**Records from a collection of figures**
=-=-=-=-=
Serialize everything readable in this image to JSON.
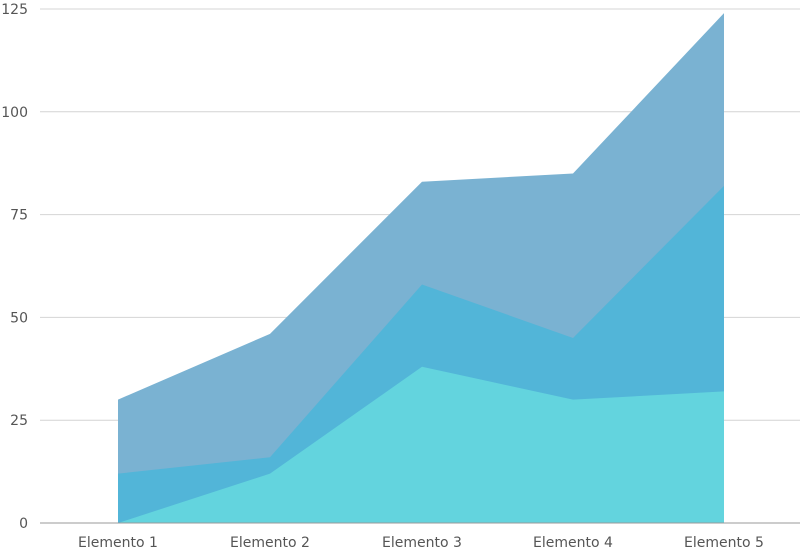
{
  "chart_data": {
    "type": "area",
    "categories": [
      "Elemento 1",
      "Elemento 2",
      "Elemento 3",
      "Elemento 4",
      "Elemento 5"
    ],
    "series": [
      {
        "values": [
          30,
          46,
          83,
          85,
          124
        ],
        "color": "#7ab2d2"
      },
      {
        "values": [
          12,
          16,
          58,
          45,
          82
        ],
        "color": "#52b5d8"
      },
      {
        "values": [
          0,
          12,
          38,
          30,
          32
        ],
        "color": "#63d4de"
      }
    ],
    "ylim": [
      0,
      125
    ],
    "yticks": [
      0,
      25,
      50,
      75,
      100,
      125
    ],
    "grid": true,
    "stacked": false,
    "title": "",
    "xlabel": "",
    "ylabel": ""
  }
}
=-=-=-=-=
**Task to complete**
Repeat all of the records verbatim, leaving out the pictures.

**Task solution**
Serialize everything readable in this image to JSON.
{
  "chart_data": {
    "type": "area",
    "categories": [
      "Elemento 1",
      "Elemento 2",
      "Elemento 3",
      "Elemento 4",
      "Elemento 5"
    ],
    "series": [
      {
        "values": [
          30,
          46,
          83,
          85,
          124
        ],
        "color": "#7ab2d2"
      },
      {
        "values": [
          12,
          16,
          58,
          45,
          82
        ],
        "color": "#52b5d8"
      },
      {
        "values": [
          0,
          12,
          38,
          30,
          32
        ],
        "color": "#63d4de"
      }
    ],
    "ylim": [
      0,
      125
    ],
    "yticks": [
      0,
      25,
      50,
      75,
      100,
      125
    ],
    "grid": true,
    "stacked": false,
    "title": "",
    "xlabel": "",
    "ylabel": ""
  }
}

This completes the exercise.